* Start Raw records *

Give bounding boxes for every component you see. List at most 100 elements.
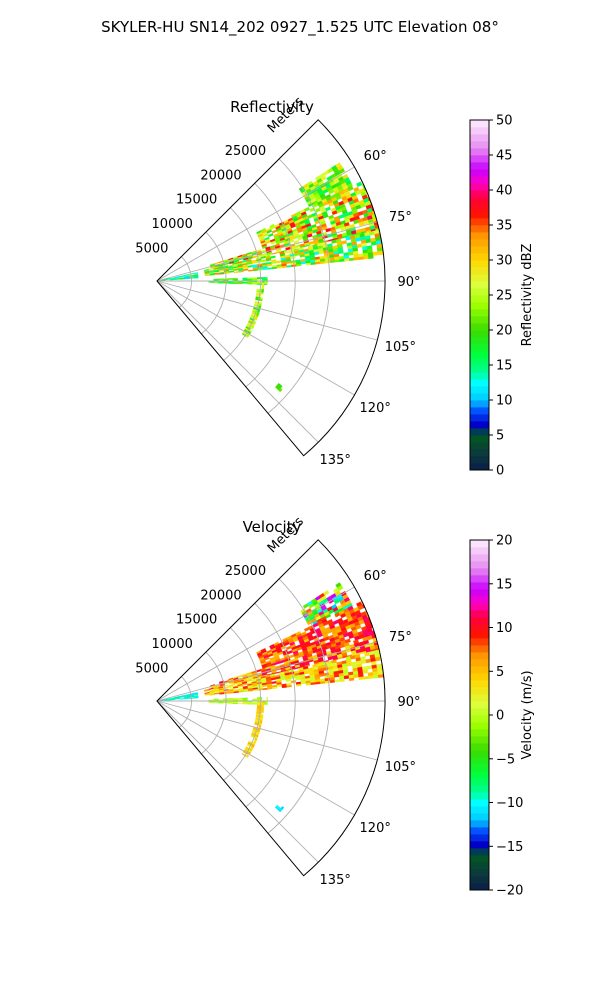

* End Raw records *
* Start Raw records *

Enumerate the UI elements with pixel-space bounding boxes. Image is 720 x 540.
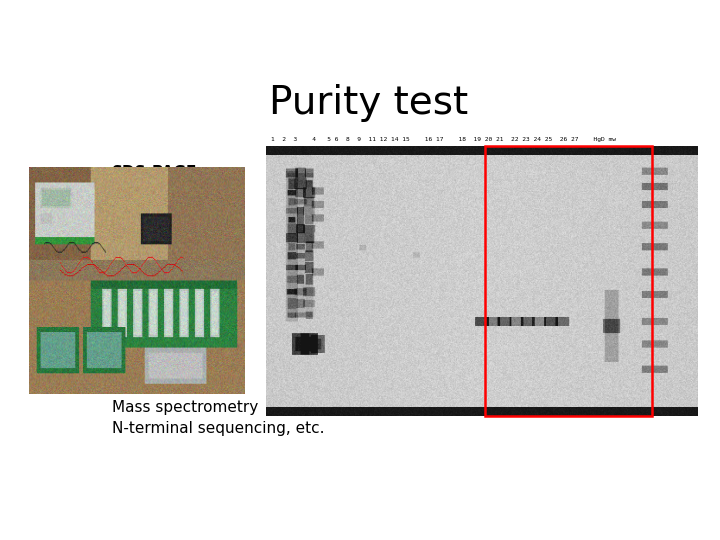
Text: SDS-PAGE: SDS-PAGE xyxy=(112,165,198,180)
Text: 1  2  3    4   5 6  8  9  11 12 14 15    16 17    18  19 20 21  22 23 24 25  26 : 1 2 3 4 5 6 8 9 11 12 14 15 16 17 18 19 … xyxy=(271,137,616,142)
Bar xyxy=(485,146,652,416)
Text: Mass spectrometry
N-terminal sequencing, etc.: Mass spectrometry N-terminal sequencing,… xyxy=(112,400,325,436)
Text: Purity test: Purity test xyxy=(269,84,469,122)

* End Raw records *
* Start Raw records *

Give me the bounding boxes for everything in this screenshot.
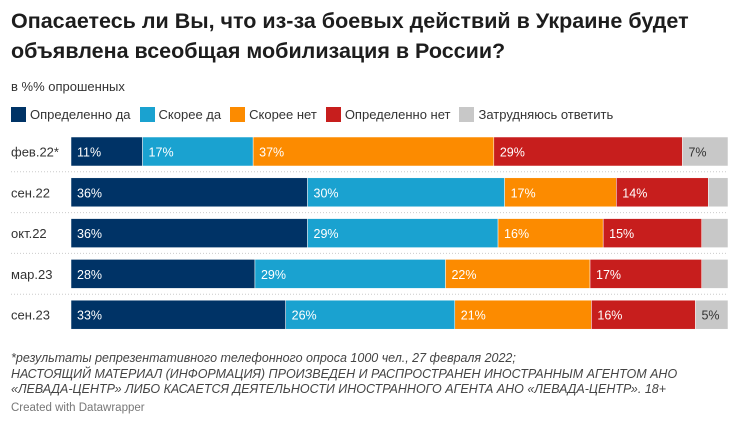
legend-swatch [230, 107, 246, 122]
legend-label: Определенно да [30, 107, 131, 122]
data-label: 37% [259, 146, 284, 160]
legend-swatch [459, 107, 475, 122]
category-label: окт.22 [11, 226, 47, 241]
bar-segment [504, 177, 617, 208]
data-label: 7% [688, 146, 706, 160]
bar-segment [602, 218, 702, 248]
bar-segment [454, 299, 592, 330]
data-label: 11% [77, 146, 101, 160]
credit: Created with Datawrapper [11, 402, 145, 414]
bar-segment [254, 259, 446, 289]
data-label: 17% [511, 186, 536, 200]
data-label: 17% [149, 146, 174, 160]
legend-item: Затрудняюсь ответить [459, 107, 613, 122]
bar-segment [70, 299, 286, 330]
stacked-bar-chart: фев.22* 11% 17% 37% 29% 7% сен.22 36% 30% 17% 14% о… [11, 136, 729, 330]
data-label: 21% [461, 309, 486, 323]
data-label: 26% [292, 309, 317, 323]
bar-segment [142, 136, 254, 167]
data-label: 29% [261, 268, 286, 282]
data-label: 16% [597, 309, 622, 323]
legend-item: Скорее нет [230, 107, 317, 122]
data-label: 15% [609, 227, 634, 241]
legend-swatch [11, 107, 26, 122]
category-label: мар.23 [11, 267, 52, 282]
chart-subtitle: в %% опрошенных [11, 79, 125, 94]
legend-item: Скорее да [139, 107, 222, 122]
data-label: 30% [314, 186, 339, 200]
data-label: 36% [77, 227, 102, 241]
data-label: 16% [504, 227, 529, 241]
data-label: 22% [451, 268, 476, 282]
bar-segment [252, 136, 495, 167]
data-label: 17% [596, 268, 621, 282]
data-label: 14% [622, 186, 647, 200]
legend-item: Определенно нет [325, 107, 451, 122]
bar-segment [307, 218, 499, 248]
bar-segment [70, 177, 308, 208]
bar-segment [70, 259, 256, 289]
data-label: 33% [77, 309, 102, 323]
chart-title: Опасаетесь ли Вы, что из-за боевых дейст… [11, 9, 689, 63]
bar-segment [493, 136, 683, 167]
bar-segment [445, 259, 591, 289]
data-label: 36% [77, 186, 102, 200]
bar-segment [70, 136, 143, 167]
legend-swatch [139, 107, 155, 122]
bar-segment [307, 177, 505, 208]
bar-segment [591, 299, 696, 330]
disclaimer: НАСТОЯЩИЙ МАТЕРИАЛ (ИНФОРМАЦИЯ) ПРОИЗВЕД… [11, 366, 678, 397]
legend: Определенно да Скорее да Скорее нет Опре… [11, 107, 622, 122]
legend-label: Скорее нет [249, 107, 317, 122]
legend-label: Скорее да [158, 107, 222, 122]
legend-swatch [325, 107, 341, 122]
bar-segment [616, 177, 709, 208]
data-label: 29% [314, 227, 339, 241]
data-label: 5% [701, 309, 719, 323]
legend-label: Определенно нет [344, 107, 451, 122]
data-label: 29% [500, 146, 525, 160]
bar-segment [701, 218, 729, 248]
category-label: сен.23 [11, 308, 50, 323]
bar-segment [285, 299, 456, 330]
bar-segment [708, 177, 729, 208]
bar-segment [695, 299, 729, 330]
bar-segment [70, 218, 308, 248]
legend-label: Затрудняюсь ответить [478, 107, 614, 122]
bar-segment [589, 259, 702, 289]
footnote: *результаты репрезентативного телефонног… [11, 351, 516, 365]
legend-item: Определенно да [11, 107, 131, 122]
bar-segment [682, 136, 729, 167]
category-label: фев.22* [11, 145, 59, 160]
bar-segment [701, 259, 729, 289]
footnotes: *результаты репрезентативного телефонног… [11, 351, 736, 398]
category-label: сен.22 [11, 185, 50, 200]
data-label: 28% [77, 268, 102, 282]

* End Raw records *

= To be done =
Copy the lines from the one with "Give me the" up to and including the one with "data-label: 16% [597, 309, 622, 323]", word for word. Leave the pictures out of your answer.

= Exercise answer =
Give me the bounding boxes for everything in this screenshot.
legend-swatch [230, 107, 246, 122]
legend-label: Определенно да [30, 107, 131, 122]
data-label: 37% [259, 146, 284, 160]
legend-swatch [459, 107, 475, 122]
category-label: окт.22 [11, 226, 47, 241]
bar-segment [504, 177, 617, 208]
data-label: 7% [688, 146, 706, 160]
bar-segment [602, 218, 702, 248]
bar-segment [454, 299, 592, 330]
data-label: 11% [77, 146, 101, 160]
credit: Created with Datawrapper [11, 402, 145, 414]
bar-segment [254, 259, 446, 289]
data-label: 17% [511, 186, 536, 200]
data-label: 17% [149, 146, 174, 160]
legend-item: Затрудняюсь ответить [459, 107, 613, 122]
bar-segment [70, 299, 286, 330]
stacked-bar-chart: фев.22* 11% 17% 37% 29% 7% сен.22 36% 30% 17% 14% о… [11, 136, 729, 330]
data-label: 21% [461, 309, 486, 323]
data-label: 26% [292, 309, 317, 323]
bar-segment [142, 136, 254, 167]
data-label: 29% [261, 268, 286, 282]
data-label: 16% [597, 309, 622, 323]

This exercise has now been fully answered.